◆ Stored entries ◆
· · ·

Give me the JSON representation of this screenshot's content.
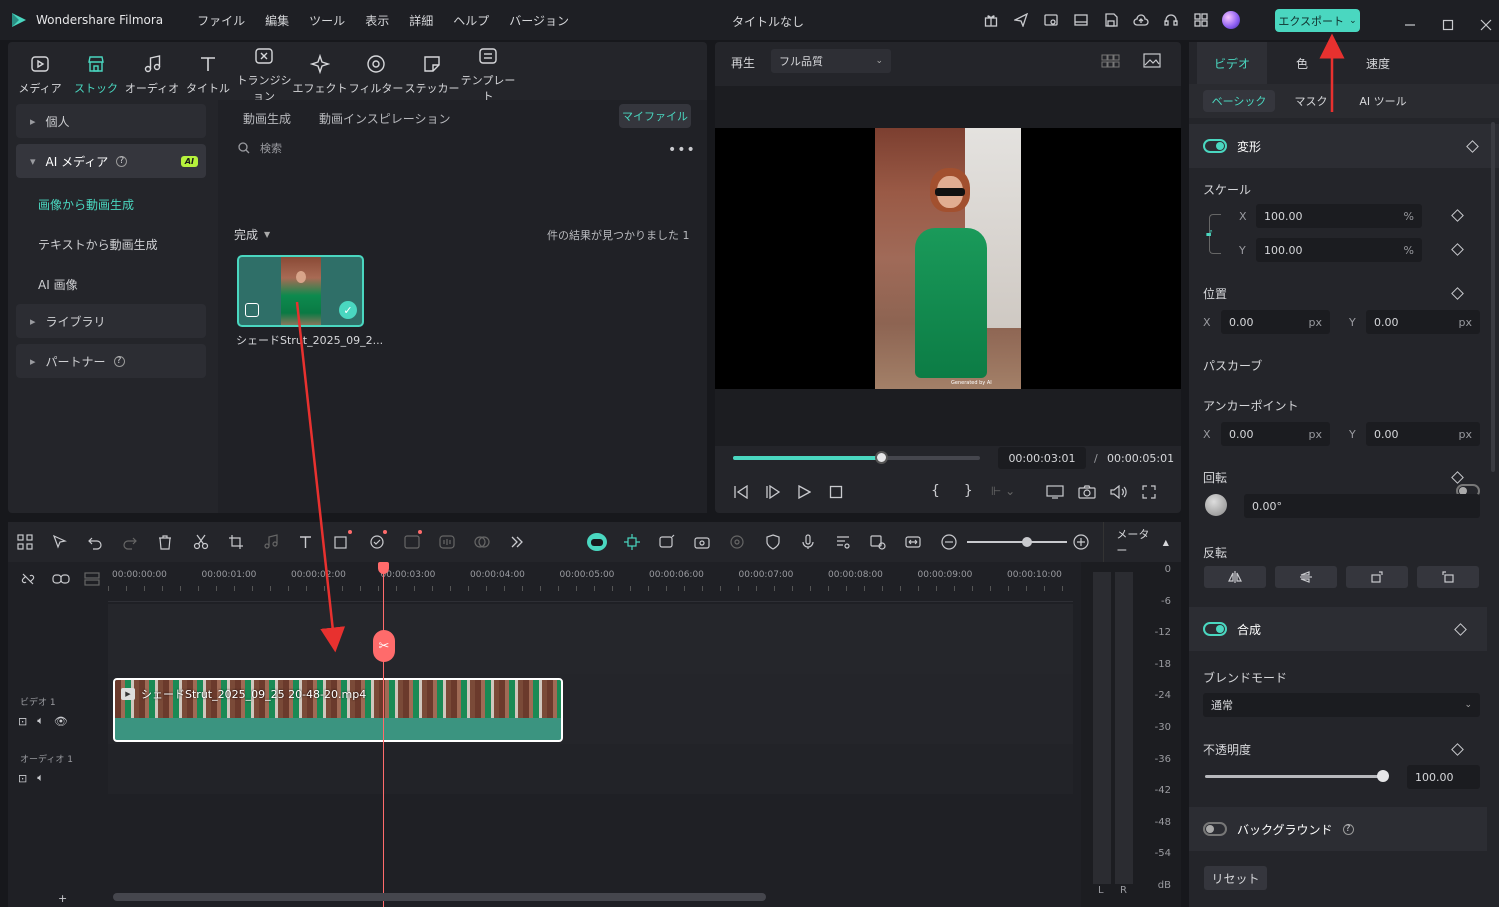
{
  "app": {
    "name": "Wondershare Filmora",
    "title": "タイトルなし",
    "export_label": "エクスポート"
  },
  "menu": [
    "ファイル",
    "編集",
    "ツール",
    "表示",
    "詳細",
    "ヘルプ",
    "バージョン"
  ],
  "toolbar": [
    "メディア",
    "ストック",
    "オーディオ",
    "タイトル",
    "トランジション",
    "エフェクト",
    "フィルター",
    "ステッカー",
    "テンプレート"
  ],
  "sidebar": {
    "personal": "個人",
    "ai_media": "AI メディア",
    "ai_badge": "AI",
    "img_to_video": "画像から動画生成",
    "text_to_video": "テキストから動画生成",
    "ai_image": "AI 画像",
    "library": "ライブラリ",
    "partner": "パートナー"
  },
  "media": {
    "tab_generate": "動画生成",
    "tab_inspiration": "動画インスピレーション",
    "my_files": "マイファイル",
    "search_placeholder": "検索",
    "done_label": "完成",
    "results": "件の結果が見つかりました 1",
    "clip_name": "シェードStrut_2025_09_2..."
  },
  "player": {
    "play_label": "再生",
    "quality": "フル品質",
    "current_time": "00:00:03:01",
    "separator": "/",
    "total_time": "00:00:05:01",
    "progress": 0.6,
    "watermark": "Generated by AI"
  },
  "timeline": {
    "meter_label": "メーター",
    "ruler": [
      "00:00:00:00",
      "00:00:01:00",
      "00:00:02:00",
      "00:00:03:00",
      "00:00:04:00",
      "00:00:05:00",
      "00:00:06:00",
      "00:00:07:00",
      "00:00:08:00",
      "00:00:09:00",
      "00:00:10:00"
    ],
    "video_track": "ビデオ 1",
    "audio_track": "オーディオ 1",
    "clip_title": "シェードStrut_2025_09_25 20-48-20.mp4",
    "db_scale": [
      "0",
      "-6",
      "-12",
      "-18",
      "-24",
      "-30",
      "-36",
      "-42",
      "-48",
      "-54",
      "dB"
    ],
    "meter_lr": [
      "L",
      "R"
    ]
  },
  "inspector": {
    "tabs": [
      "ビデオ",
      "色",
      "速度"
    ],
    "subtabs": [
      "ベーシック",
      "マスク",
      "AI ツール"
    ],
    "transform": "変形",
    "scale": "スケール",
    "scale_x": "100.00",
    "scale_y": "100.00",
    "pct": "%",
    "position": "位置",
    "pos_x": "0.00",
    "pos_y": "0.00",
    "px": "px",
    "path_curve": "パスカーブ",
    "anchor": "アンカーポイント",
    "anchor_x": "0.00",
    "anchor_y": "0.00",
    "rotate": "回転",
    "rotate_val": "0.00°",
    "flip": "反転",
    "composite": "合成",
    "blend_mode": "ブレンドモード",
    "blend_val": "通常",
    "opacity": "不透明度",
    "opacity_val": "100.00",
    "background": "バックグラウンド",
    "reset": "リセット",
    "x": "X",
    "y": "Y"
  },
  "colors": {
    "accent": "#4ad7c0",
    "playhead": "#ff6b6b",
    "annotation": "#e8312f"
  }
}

· · ·

◆ Work required ◆
Repeat each record exactly, with the pictures left out.

◆ Full solution ◆
Give me the JSON representation of this screenshot's content.
{
  "app": {
    "name": "Wondershare Filmora",
    "title": "タイトルなし",
    "export_label": "エクスポート"
  },
  "menu": [
    "ファイル",
    "編集",
    "ツール",
    "表示",
    "詳細",
    "ヘルプ",
    "バージョン"
  ],
  "toolbar": [
    "メディア",
    "ストック",
    "オーディオ",
    "タイトル",
    "トランジション",
    "エフェクト",
    "フィルター",
    "ステッカー",
    "テンプレート"
  ],
  "sidebar": {
    "personal": "個人",
    "ai_media": "AI メディア",
    "ai_badge": "AI",
    "img_to_video": "画像から動画生成",
    "text_to_video": "テキストから動画生成",
    "ai_image": "AI 画像",
    "library": "ライブラリ",
    "partner": "パートナー"
  },
  "media": {
    "tab_generate": "動画生成",
    "tab_inspiration": "動画インスピレーション",
    "my_files": "マイファイル",
    "search_placeholder": "検索",
    "done_label": "完成",
    "results": "件の結果が見つかりました 1",
    "clip_name": "シェードStrut_2025_09_2..."
  },
  "player": {
    "play_label": "再生",
    "quality": "フル品質",
    "current_time": "00:00:03:01",
    "separator": "/",
    "total_time": "00:00:05:01",
    "progress": 0.6,
    "watermark": "Generated by AI"
  },
  "timeline": {
    "meter_label": "メーター",
    "ruler": [
      "00:00:00:00",
      "00:00:01:00",
      "00:00:02:00",
      "00:00:03:00",
      "00:00:04:00",
      "00:00:05:00",
      "00:00:06:00",
      "00:00:07:00",
      "00:00:08:00",
      "00:00:09:00",
      "00:00:10:00"
    ],
    "video_track": "ビデオ 1",
    "audio_track": "オーディオ 1",
    "clip_title": "シェードStrut_2025_09_25 20-48-20.mp4",
    "db_scale": [
      "0",
      "-6",
      "-12",
      "-18",
      "-24",
      "-30",
      "-36",
      "-42",
      "-48",
      "-54",
      "dB"
    ],
    "meter_lr": [
      "L",
      "R"
    ]
  },
  "inspector": {
    "tabs": [
      "ビデオ",
      "色",
      "速度"
    ],
    "subtabs": [
      "ベーシック",
      "マスク",
      "AI ツール"
    ],
    "transform": "変形",
    "scale": "スケール",
    "scale_x": "100.00",
    "scale_y": "100.00",
    "pct": "%",
    "position": "位置",
    "pos_x": "0.00",
    "pos_y": "0.00",
    "px": "px",
    "path_curve": "パスカーブ",
    "anchor": "アンカーポイント",
    "anchor_x": "0.00",
    "anchor_y": "0.00",
    "rotate": "回転",
    "rotate_val": "0.00°",
    "flip": "反転",
    "composite": "合成",
    "blend_mode": "ブレンドモード",
    "blend_val": "通常",
    "opacity": "不透明度",
    "opacity_val": "100.00",
    "background": "バックグラウンド",
    "reset": "リセット",
    "x": "X",
    "y": "Y"
  },
  "colors": {
    "accent": "#4ad7c0",
    "playhead": "#ff6b6b",
    "annotation": "#e8312f"
  }
}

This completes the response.